[Entries with figure data]
★ ★ ★ ★ ★ ★ ★
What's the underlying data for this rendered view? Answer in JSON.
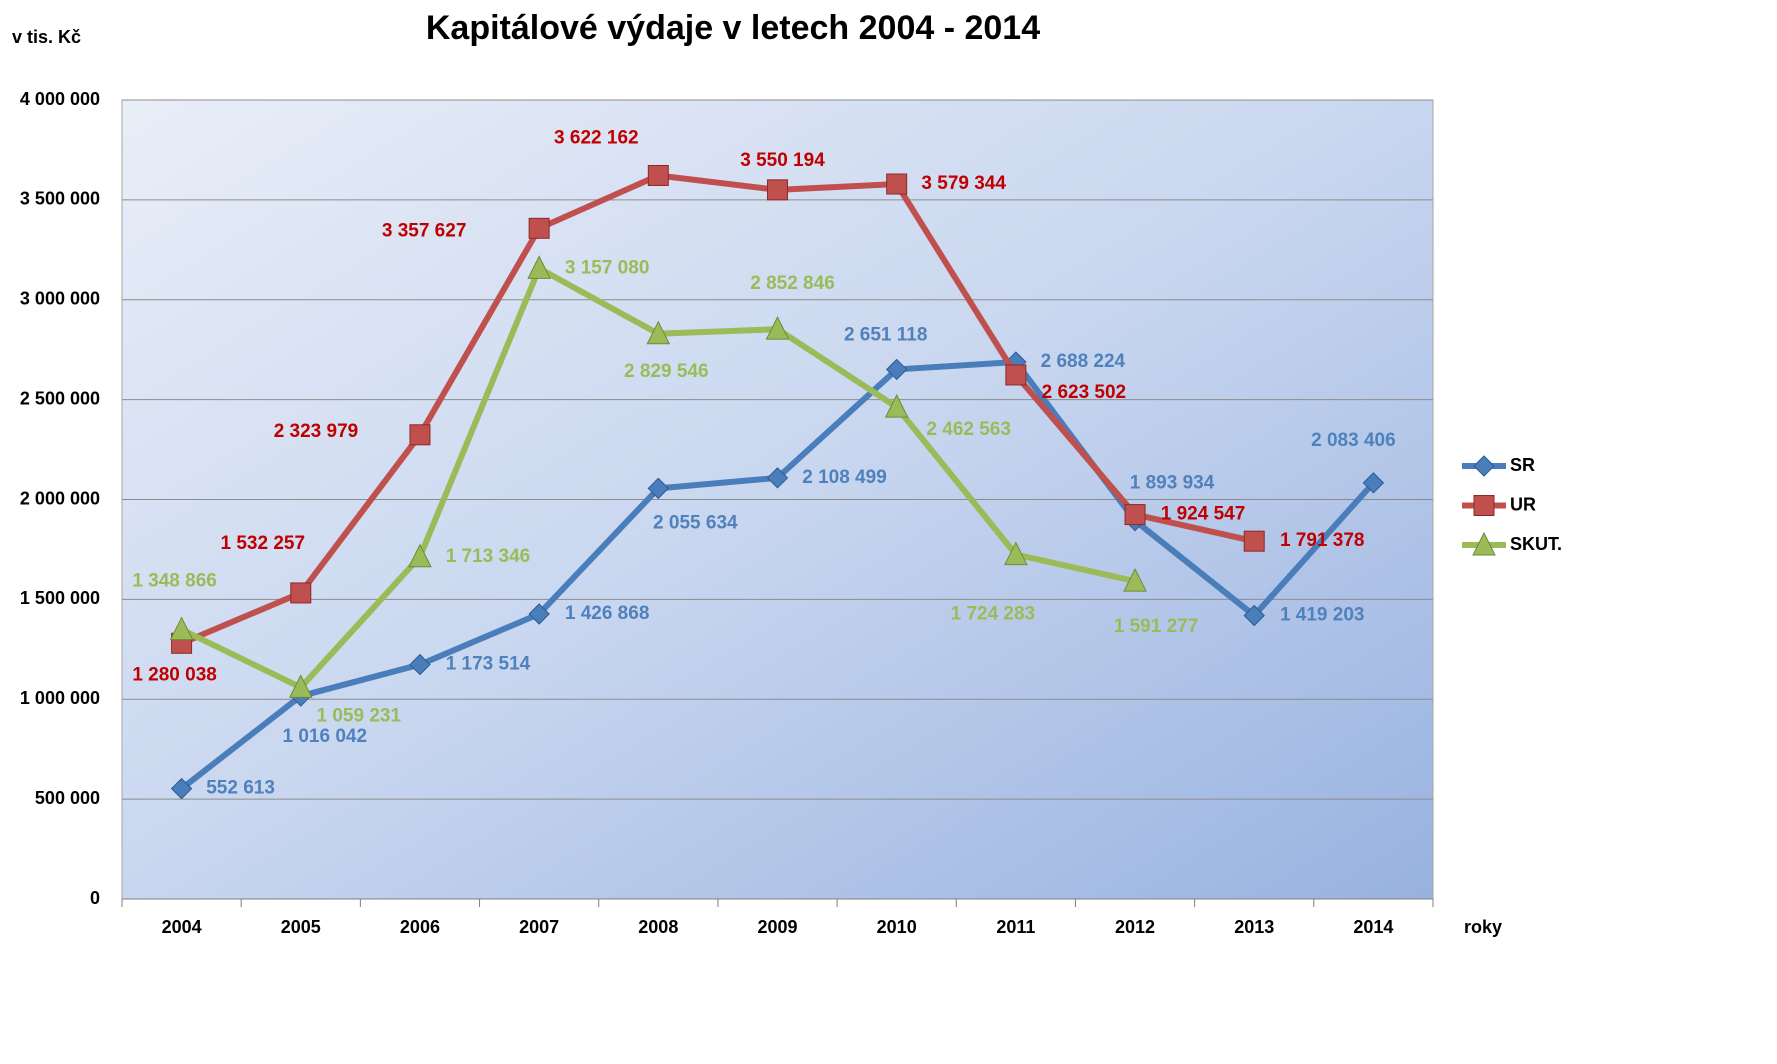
{
  "chart_data": {
    "type": "line",
    "title": "Kapitálové výdaje v letech 2004 - 2014",
    "y_label": "v tis. Kč",
    "x_label": "roky",
    "categories": [
      "2004",
      "2005",
      "2006",
      "2007",
      "2008",
      "2009",
      "2010",
      "2011",
      "2012",
      "2013",
      "2014"
    ],
    "ylim": [
      0,
      4000000
    ],
    "yticks": [
      0,
      {
        "value": 500000,
        "label": "500 000"
      },
      {
        "value": 1000000,
        "label": "1 000 000"
      },
      {
        "value": 1500000,
        "label": "1 500 000"
      },
      {
        "value": 2000000,
        "label": "2 000 000"
      },
      {
        "value": 2500000,
        "label": "2 500 000"
      },
      {
        "value": 3000000,
        "label": "3 000 000"
      },
      {
        "value": 3500000,
        "label": "3 500 000"
      },
      {
        "value": 4000000,
        "label": "4 000 000"
      }
    ],
    "grid": true,
    "legend": "right",
    "series": [
      {
        "name": "SR",
        "color": "#4a7ebb",
        "label_color": "#4f81bd",
        "marker": "diamond",
        "values": [
          552613,
          1016042,
          1173514,
          1426868,
          2055634,
          2108499,
          2651118,
          2688224,
          1893934,
          1419203,
          2083406
        ],
        "value_labels": [
          "552 613",
          "1 016 042",
          "1 173 514",
          "1 426 868",
          "2 055 634",
          "2 108 499",
          "2 651 118",
          "2 688 224",
          "1 893 934",
          "1 419 203",
          "2 083 406"
        ]
      },
      {
        "name": "UR",
        "color": "#c0504d",
        "label_color": "#c00000",
        "marker": "square",
        "values": [
          1280038,
          1532257,
          2323979,
          3357627,
          3622162,
          3550194,
          3579344,
          2623502,
          1924547,
          1791378,
          null
        ],
        "value_labels": [
          "1 280 038",
          "1 532 257",
          "2 323 979",
          "3 357 627",
          "3 622 162",
          "3 550 194",
          "3 579 344",
          "2 623 502",
          "1 924 547",
          "1 791 378",
          null
        ]
      },
      {
        "name": "SKUT.",
        "color": "#9bbb59",
        "label_color": "#9bbb59",
        "marker": "triangle",
        "values": [
          1348866,
          1059231,
          1713346,
          3157080,
          2829546,
          2852846,
          2462563,
          1724283,
          1591277,
          null,
          null
        ],
        "value_labels": [
          "1 348 866",
          "1 059 231",
          "1 713 346",
          "3 157 080",
          "2 829 546",
          "2 852 846",
          "2 462 563",
          "1 724 283",
          "1 591 277",
          null,
          null
        ]
      }
    ]
  }
}
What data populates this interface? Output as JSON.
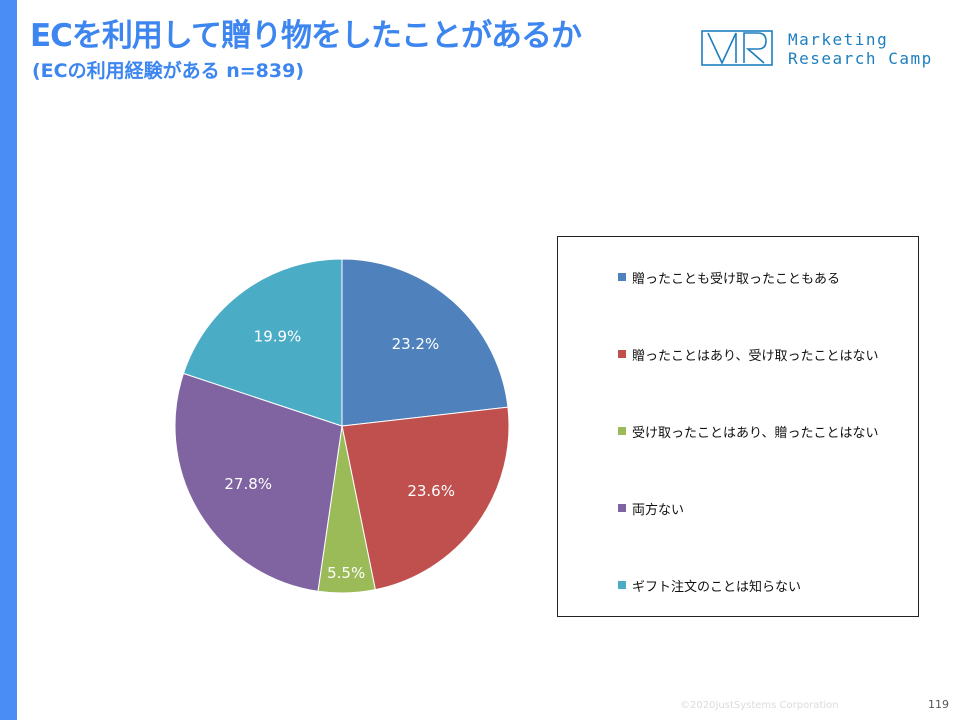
{
  "title": "ECを利用して贈り物をしたことがあるか",
  "subtitle": "(ECの利用経験がある n=839)",
  "logo": {
    "line1": "Marketing",
    "line2": "Research Camp",
    "icon": "mrc-logo-mark",
    "color": "#1d7fbf"
  },
  "chart_data": {
    "type": "pie",
    "title": "ECを利用して贈り物をしたことがあるか",
    "subtitle": "(ECの利用経験がある n=839)",
    "start": "12 o'clock, clockwise",
    "legend_position": "right",
    "slices": [
      {
        "label": "贈ったことも受け取ったこともある",
        "value": 23.2,
        "display": "23.2%",
        "color": "#4f81bd"
      },
      {
        "label": "贈ったことはあり、受け取ったことはない",
        "value": 23.6,
        "display": "23.6%",
        "color": "#c0504d"
      },
      {
        "label": "受け取ったことはあり、贈ったことはない",
        "value": 5.5,
        "display": "5.5%",
        "color": "#9bbb59"
      },
      {
        "label": "両方ない",
        "value": 27.8,
        "display": "27.8%",
        "color": "#8064a2"
      },
      {
        "label": "ギフト注文のことは知らない",
        "value": 19.9,
        "display": "19.9%",
        "color": "#4bacc6"
      }
    ]
  },
  "footer": {
    "copyright": "©2020JustSystems Corporation",
    "page": "119"
  }
}
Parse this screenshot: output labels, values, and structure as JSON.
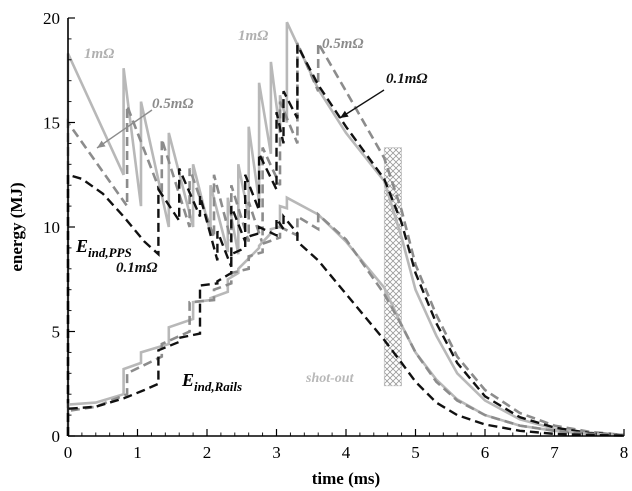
★ ★ ★ ★ ★ ★ ★
Written problem:
Go through the entries above and output them exactly, without pictures.

Correct output:
What's the underlying data for this rendered view? Answer in JSON.
{
  "chart_data": {
    "type": "line",
    "title": "Kapitálové výdaje v letech 2004 - 2014",
    "y_label": "v tis. Kč",
    "x_label": "roky",
    "categories": [
      "2004",
      "2005",
      "2006",
      "2007",
      "2008",
      "2009",
      "2010",
      "2011",
      "2012",
      "2013",
      "2014"
    ],
    "ylim": [
      0,
      4000000
    ],
    "yticks": [
      0,
      {
        "value": 500000,
        "label": "500 000"
      },
      {
        "value": 1000000,
        "label": "1 000 000"
      },
      {
        "value": 1500000,
        "label": "1 500 000"
      },
      {
        "value": 2000000,
        "label": "2 000 000"
      },
      {
        "value": 2500000,
        "label": "2 500 000"
      },
      {
        "value": 3000000,
        "label": "3 000 000"
      },
      {
        "value": 3500000,
        "label": "3 500 000"
      },
      {
        "value": 4000000,
        "label": "4 000 000"
      }
    ],
    "grid": true,
    "legend": "right",
    "series": [
      {
        "name": "SR",
        "color": "#4a7ebb",
        "label_color": "#4f81bd",
        "marker": "diamond",
        "values": [
          552613,
          1016042,
          1173514,
          1426868,
          2055634,
          2108499,
          2651118,
          2688224,
          1893934,
          1419203,
          2083406
        ],
        "value_labels": [
          "552 613",
          "1 016 042",
          "1 173 514",
          "1 426 868",
          "2 055 634",
          "2 108 499",
          "2 651 118",
          "2 688 224",
          "1 893 934",
          "1 419 203",
          "2 083 406"
        ]
      },
      {
        "name": "UR",
        "color": "#c0504d",
        "label_color": "#c00000",
        "marker": "square",
        "values": [
          1280038,
          1532257,
          2323979,
          3357627,
          3622162,
          3550194,
          3579344,
          2623502,
          1924547,
          1791378,
          null
        ],
        "value_labels": [
          "1 280 038",
          "1 532 257",
          "2 323 979",
          "3 357 627",
          "3 622 162",
          "3 550 194",
          "3 579 344",
          "2 623 502",
          "1 924 547",
          "1 791 378",
          null
        ]
      },
      {
        "name": "SKUT.",
        "color": "#9bbb59",
        "label_color": "#9bbb59",
        "marker": "triangle",
        "values": [
          1348866,
          1059231,
          1713346,
          3157080,
          2829546,
          2852846,
          2462563,
          1724283,
          1591277,
          null,
          null
        ],
        "value_labels": [
          "1 348 866",
          "1 059 231",
          "1 713 346",
          "3 157 080",
          "2 829 546",
          "2 852 846",
          "2 462 563",
          "1 724 283",
          "1 591 277",
          null,
          null
        ]
      }
    ]
  }
}
What data populates this interface? Output as JSON.
{
  "title": "ECを利用して贈り物をしたことがあるか",
  "subtitle": "(ECの利用経験がある n=839)",
  "logo": {
    "line1": "Marketing",
    "line2": "Research Camp",
    "icon": "mrc-logo-mark",
    "color": "#1d7fbf"
  },
  "chart_data": {
    "type": "pie",
    "title": "ECを利用して贈り物をしたことがあるか",
    "subtitle": "(ECの利用経験がある n=839)",
    "start": "12 o'clock, clockwise",
    "legend_position": "right",
    "slices": [
      {
        "label": "贈ったことも受け取ったこともある",
        "value": 23.2,
        "display": "23.2%",
        "color": "#4f81bd"
      },
      {
        "label": "贈ったことはあり、受け取ったことはない",
        "value": 23.6,
        "display": "23.6%",
        "color": "#c0504d"
      },
      {
        "label": "受け取ったことはあり、贈ったことはない",
        "value": 5.5,
        "display": "5.5%",
        "color": "#9bbb59"
      },
      {
        "label": "両方ない",
        "value": 27.8,
        "display": "27.8%",
        "color": "#8064a2"
      },
      {
        "label": "ギフト注文のことは知らない",
        "value": 19.9,
        "display": "19.9%",
        "color": "#4bacc6"
      }
    ]
  },
  "footer": {
    "copyright": "©2020JustSystems Corporation",
    "page": "119"
  }
}
Parse this screenshot: output labels, values, and structure as JSON.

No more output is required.